PROBLEMS:
a) According to the announcement of the Untitled (Structures) film installation, which two institutions partnered with the Menil Collection in commissioning the work?
b) Resume the announcement of the Untitled (Structures) film installation at the Menil Collection, continuing from its final sentence.

***** SOURCE *****

Leslie Hewitt in Collaboration with Bradford Young

Leslie Hewitt in Collaboration with Bradford Young

The Menil Collection

Leslie Hewitt in collaboration with Bradford Young, Untitled (Structures), 2012. Production still. Courtesy of the artists and Lucien Terras, Inc.

January 25, 2013

Untitled (Structures): Leslie Hewitt in Collaboration with Bradford Young
A new film installation inspired by Civil Rights-era photographs in the Menil Collection

January 26–May 5, 2013

The Menil Collection
1511 Branard St
Houston, TX 77006

www.menil.org

Untitled (Structures): Leslie Hewitt in Collaboration with Bradford Young is a meditation on the distance in time that separates us from the Civil Rights era. The Menil Collection has commissioned this film installation in partnership with the Des Moines Art Center and the Museum of Contemporary Art, Chicago.

Untitled (Structures): Leslie Hewitt in Collaboration with Bradford Young will be on view at the Menil from January 26 through May 5, 2013.

According to Menil Curator Michelle White, Leslie Hewitt drew inspiration for the work from the museum’s holdings of Civil Rights-era photographs (a gift to the Menil from Adelaide de Menil and the late anthropologist Edmund S. Carpenter). Searing, poignant, and timeless, the photographs—by Bob Adelman, Dan Budnik, Bruce Davidson, Elliott Erwitt, Leonard Freed, Danny Lyon, and Charles Moore—document the long struggle for civil rights and racial equality in the United States. “I am thrilled that we were able to facilitate the creation of a new work based on this important archive of photographs here at the Menil,” stated White. “Their power provides a provocative basis to discuss the contemporary relevance of such events and images from past decades.”

***** INFORMATION SHOWN *****

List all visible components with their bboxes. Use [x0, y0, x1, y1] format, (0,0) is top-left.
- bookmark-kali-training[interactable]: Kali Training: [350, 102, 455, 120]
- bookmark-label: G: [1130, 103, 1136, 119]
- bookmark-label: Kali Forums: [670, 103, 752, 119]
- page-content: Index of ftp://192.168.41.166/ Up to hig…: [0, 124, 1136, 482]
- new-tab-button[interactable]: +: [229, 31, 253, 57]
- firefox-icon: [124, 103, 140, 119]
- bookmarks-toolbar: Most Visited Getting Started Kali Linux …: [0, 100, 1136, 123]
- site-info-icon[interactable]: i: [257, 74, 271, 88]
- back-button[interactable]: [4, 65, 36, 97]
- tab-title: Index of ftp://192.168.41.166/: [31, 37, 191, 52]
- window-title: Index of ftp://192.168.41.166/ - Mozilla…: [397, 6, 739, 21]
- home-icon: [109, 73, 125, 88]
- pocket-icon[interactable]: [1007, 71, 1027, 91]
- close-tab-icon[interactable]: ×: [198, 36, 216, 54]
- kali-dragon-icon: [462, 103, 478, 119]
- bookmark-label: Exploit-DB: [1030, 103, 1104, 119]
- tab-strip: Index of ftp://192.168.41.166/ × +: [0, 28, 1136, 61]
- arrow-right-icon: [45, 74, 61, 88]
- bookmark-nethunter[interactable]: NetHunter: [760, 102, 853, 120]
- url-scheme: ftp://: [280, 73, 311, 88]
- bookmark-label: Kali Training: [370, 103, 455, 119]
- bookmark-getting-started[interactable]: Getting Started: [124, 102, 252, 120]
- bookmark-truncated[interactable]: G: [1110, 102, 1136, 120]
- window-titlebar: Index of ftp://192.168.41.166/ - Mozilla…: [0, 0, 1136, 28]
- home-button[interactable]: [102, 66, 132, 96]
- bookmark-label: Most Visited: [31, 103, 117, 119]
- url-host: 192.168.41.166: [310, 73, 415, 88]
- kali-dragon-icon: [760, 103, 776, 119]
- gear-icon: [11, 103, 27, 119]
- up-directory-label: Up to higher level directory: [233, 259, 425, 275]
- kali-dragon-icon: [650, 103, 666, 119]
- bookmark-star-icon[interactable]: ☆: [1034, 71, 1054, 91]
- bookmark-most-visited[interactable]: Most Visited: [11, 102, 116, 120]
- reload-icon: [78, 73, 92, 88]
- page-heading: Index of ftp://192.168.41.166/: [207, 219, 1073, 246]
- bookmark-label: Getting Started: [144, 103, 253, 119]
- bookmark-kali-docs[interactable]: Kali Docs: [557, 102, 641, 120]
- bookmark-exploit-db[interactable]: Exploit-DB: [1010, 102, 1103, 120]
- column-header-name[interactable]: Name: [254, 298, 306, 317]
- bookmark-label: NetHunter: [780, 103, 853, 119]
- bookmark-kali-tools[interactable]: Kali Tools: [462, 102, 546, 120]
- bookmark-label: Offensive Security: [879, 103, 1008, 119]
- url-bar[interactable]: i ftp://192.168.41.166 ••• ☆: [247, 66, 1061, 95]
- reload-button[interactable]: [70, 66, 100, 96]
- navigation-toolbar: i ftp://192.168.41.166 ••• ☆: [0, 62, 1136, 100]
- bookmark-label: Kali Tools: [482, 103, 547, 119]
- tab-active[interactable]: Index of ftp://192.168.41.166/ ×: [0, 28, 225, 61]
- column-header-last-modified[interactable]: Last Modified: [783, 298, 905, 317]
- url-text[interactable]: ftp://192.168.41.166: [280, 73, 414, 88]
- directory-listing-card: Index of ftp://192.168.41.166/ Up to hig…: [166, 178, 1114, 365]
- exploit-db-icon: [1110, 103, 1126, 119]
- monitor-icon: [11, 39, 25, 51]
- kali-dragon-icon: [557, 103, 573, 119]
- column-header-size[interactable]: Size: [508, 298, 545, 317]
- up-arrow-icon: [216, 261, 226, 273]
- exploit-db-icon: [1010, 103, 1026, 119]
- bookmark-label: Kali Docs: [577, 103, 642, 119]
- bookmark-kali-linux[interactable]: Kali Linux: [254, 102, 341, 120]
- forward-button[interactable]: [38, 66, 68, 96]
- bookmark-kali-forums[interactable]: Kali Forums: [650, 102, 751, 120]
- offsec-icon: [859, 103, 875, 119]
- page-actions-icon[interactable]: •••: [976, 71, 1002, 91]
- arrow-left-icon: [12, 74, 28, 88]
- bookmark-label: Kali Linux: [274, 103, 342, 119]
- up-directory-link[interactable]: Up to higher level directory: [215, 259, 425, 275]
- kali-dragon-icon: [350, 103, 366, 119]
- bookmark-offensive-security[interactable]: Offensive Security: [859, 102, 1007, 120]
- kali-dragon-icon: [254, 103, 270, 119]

*****

ANSWERS PER TASK:
a) The Des Moines Art Center and the Museum of Contemporary Art, Chicago.

b)
The result of two years of research, Untitled (Structures) comprises images recorded on 35mm film at locations in Chicago and Memphis as well as various sites in Arkansas. The buildings and spaces chosen for the film (such as Clayborn Temple and the Universal Life Insurance Building in Memphis and the headquarters of Johnson Publishing in Chicago) are associated with the Great Migration and the Civil Rights movement but are often relatively nondescript. The images, assembled without a soundtrack or narrative, are projected side-by-side on two screens in the gallery on a 16-minute loop.

According to Hewitt, both the choice of sites and the pace of the film are meant to slow the viewer’s perception of time and encourage reflection on architectural spaces and landscapes where events of the still-recent past risk being forgotten. Said the artist: “We were like urban archaeologists, finding traces of history in the density of contemporary life.”

“This exhibition is a natural project for us,” stated Josef Helfenstein, director of the Menil Collection, “given the significance to us of our photographs from the Civil Rights era, which are an irreplaceable record of great social transformations in process. Untitled (Structures) now makes its own contribution—contemplative and analytic—to this visual tradition.”

About the artists
Leslie Hewitt studied at the Cooper Union for the Advancement of Science and Art, the Yale University School of Art, and New York University, where she was a Clark Fellow in the Africana and visual studies programs. She was included in the 2008 Whitney Biennial and has held residencies at the Studio Museum in Harlem and the Museum of Fine Arts, Houston. She was most recently a fellow at the Radcliffe Institute for Advanced Study at Harvard University.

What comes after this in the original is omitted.